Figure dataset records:
====================

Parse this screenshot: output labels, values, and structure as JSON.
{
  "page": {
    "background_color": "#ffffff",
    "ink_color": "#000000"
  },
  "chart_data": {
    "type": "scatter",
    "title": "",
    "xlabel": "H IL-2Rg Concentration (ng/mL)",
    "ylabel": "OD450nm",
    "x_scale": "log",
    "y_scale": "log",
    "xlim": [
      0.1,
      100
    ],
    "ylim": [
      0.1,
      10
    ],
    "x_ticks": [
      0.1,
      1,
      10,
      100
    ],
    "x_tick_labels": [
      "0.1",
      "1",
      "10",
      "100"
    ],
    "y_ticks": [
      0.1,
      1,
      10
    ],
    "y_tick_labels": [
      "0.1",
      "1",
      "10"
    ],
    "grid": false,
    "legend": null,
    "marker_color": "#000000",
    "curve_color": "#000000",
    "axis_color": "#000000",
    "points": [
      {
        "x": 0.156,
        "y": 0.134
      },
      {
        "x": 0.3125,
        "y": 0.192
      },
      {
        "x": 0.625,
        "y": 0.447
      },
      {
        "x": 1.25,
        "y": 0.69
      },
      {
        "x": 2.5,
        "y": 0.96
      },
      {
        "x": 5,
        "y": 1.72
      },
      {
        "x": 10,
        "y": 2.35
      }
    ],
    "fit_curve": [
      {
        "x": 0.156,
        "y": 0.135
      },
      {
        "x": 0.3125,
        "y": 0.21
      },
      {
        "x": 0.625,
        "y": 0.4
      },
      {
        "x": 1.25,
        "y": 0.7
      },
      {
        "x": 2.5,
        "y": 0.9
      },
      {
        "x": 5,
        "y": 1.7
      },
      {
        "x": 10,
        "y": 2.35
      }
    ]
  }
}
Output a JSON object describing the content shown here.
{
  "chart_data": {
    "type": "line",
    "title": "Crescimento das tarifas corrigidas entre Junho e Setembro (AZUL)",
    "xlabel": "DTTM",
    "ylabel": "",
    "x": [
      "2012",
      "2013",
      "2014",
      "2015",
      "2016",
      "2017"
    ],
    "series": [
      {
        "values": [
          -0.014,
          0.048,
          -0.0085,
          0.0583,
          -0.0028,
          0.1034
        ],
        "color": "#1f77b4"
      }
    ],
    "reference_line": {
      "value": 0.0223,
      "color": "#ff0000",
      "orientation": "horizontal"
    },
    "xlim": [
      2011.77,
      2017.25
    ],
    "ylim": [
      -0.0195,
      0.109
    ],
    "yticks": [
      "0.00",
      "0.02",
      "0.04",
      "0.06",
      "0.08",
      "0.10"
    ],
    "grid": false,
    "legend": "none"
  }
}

====================

### [TASK OBJECTIVE]
Quote each line of the data above exactly as written.

### [COMPLETED TASK]
Parse this screenshot: output labels, values, and structure as JSON.
{
  "page": {
    "background_color": "#ffffff",
    "ink_color": "#000000"
  },
  "chart_data": {
    "type": "scatter",
    "title": "",
    "xlabel": "H IL-2Rg Concentration (ng/mL)",
    "ylabel": "OD450nm",
    "x_scale": "log",
    "y_scale": "log",
    "xlim": [
      0.1,
      100
    ],
    "ylim": [
      0.1,
      10
    ],
    "x_ticks": [
      0.1,
      1,
      10,
      100
    ],
    "x_tick_labels": [
      "0.1",
      "1",
      "10",
      "100"
    ],
    "y_ticks": [
      0.1,
      1,
      10
    ],
    "y_tick_labels": [
      "0.1",
      "1",
      "10"
    ],
    "grid": false,
    "legend": null,
    "marker_color": "#000000",
    "curve_color": "#000000",
    "axis_color": "#000000",
    "points": [
      {
        "x": 0.156,
        "y": 0.134
      },
      {
        "x": 0.3125,
        "y": 0.192
      },
      {
        "x": 0.625,
        "y": 0.447
      },
      {
        "x": 1.25,
        "y": 0.69
      },
      {
        "x": 2.5,
        "y": 0.96
      },
      {
        "x": 5,
        "y": 1.72
      },
      {
        "x": 10,
        "y": 2.35
      }
    ],
    "fit_curve": [
      {
        "x": 0.156,
        "y": 0.135
      },
      {
        "x": 0.3125,
        "y": 0.21
      },
      {
        "x": 0.625,
        "y": 0.4
      },
      {
        "x": 1.25,
        "y": 0.7
      },
      {
        "x": 2.5,
        "y": 0.9
      },
      {
        "x": 5,
        "y": 1.7
      },
      {
        "x": 10,
        "y": 2.35
      }
    ]
  }
}
Output a JSON object describing the content shown here.
{
  "chart_data": {
    "type": "line",
    "title": "Crescimento das tarifas corrigidas entre Junho e Setembro (AZUL)",
    "xlabel": "DTTM",
    "ylabel": "",
    "x": [
      "2012",
      "2013",
      "2014",
      "2015",
      "2016",
      "2017"
    ],
    "series": [
      {
        "values": [
          -0.014,
          0.048,
          -0.0085,
          0.0583,
          -0.0028,
          0.1034
        ],
        "color": "#1f77b4"
      }
    ],
    "reference_line": {
      "value": 0.0223,
      "color": "#ff0000",
      "orientation": "horizontal"
    },
    "xlim": [
      2011.77,
      2017.25
    ],
    "ylim": [
      -0.0195,
      0.109
    ],
    "yticks": [
      "0.00",
      "0.02",
      "0.04",
      "0.06",
      "0.08",
      "0.10"
    ],
    "grid": false,
    "legend": "none"
  }
}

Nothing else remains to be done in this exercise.